◆ STATED GOAL: Repeat the listing exactly as given, omitting every image.

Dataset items
•••
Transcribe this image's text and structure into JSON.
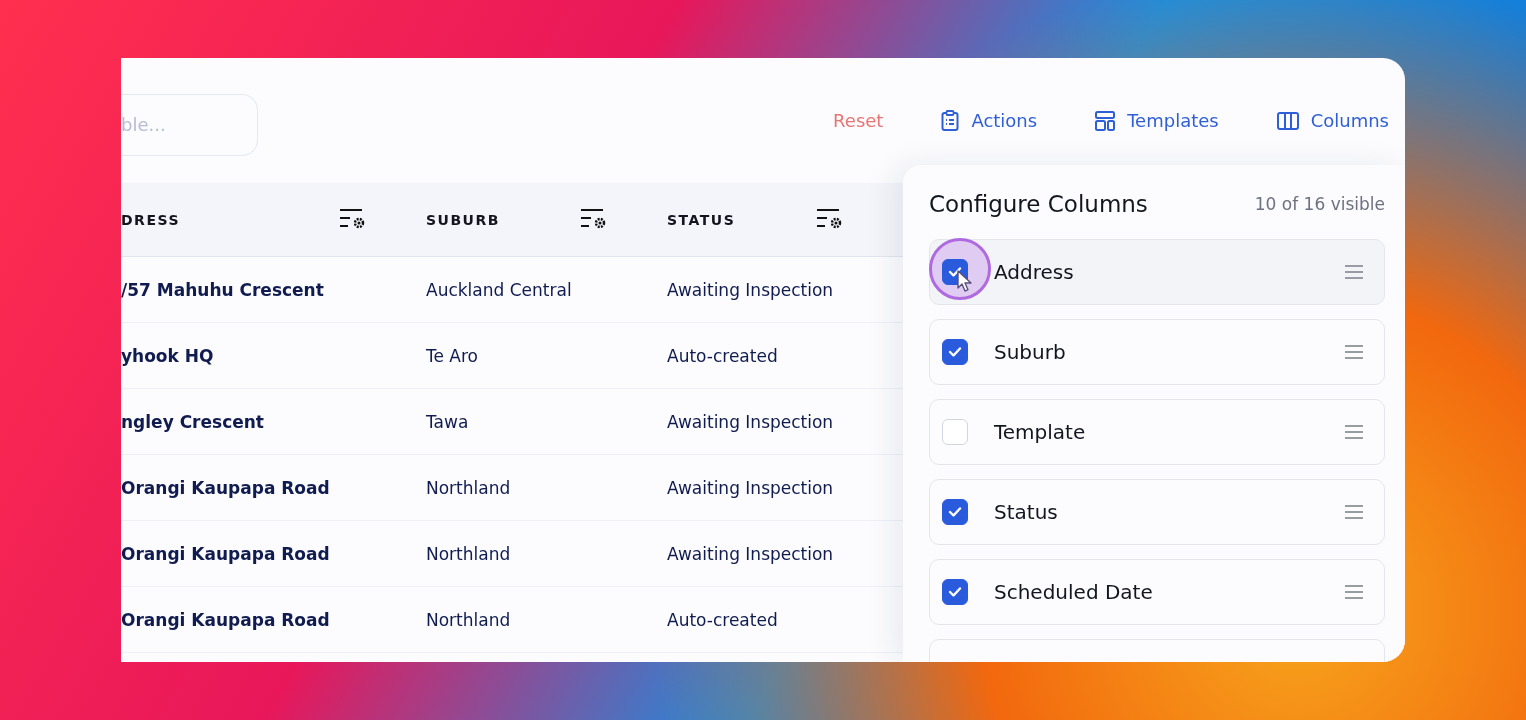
{
  "search": {
    "placeholder": "ble..."
  },
  "toolbar": {
    "reset": "Reset",
    "actions": "Actions",
    "templates": "Templates",
    "columns": "Columns"
  },
  "table": {
    "columns": [
      "DRESS",
      "SUBURB",
      "STATUS"
    ],
    "rows": [
      {
        "address": "/57 Mahuhu Crescent",
        "suburb": "Auckland Central",
        "status": "Awaiting Inspection"
      },
      {
        "address": "yhook HQ",
        "suburb": "Te Aro",
        "status": "Auto-created"
      },
      {
        "address": "ngley Crescent",
        "suburb": "Tawa",
        "status": "Awaiting Inspection"
      },
      {
        "address": "Orangi Kaupapa Road",
        "suburb": "Northland",
        "status": "Awaiting Inspection"
      },
      {
        "address": "Orangi Kaupapa Road",
        "suburb": "Northland",
        "status": "Awaiting Inspection"
      },
      {
        "address": "Orangi Kaupapa Road",
        "suburb": "Northland",
        "status": "Auto-created"
      }
    ]
  },
  "column_panel": {
    "title": "Configure Columns",
    "count": "10 of 16 visible",
    "items": [
      {
        "label": "Address",
        "checked": true,
        "hovered": true
      },
      {
        "label": "Suburb",
        "checked": true,
        "hovered": false
      },
      {
        "label": "Template",
        "checked": false,
        "hovered": false
      },
      {
        "label": "Status",
        "checked": true,
        "hovered": false
      },
      {
        "label": "Scheduled Date",
        "checked": true,
        "hovered": false
      }
    ]
  }
}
•••
◆ ANSWER TO THE PROBLEM:
Transcribe this image's text and structure into JSON.
{
  "search": {
    "placeholder": "ble..."
  },
  "toolbar": {
    "reset": "Reset",
    "actions": "Actions",
    "templates": "Templates",
    "columns": "Columns"
  },
  "table": {
    "columns": [
      "DRESS",
      "SUBURB",
      "STATUS"
    ],
    "rows": [
      {
        "address": "/57 Mahuhu Crescent",
        "suburb": "Auckland Central",
        "status": "Awaiting Inspection"
      },
      {
        "address": "yhook HQ",
        "suburb": "Te Aro",
        "status": "Auto-created"
      },
      {
        "address": "ngley Crescent",
        "suburb": "Tawa",
        "status": "Awaiting Inspection"
      },
      {
        "address": "Orangi Kaupapa Road",
        "suburb": "Northland",
        "status": "Awaiting Inspection"
      },
      {
        "address": "Orangi Kaupapa Road",
        "suburb": "Northland",
        "status": "Awaiting Inspection"
      },
      {
        "address": "Orangi Kaupapa Road",
        "suburb": "Northland",
        "status": "Auto-created"
      }
    ]
  },
  "column_panel": {
    "title": "Configure Columns",
    "count": "10 of 16 visible",
    "items": [
      {
        "label": "Address",
        "checked": true,
        "hovered": true
      },
      {
        "label": "Suburb",
        "checked": true,
        "hovered": false
      },
      {
        "label": "Template",
        "checked": false,
        "hovered": false
      },
      {
        "label": "Status",
        "checked": true,
        "hovered": false
      },
      {
        "label": "Scheduled Date",
        "checked": true,
        "hovered": false
      }
    ]
  }
}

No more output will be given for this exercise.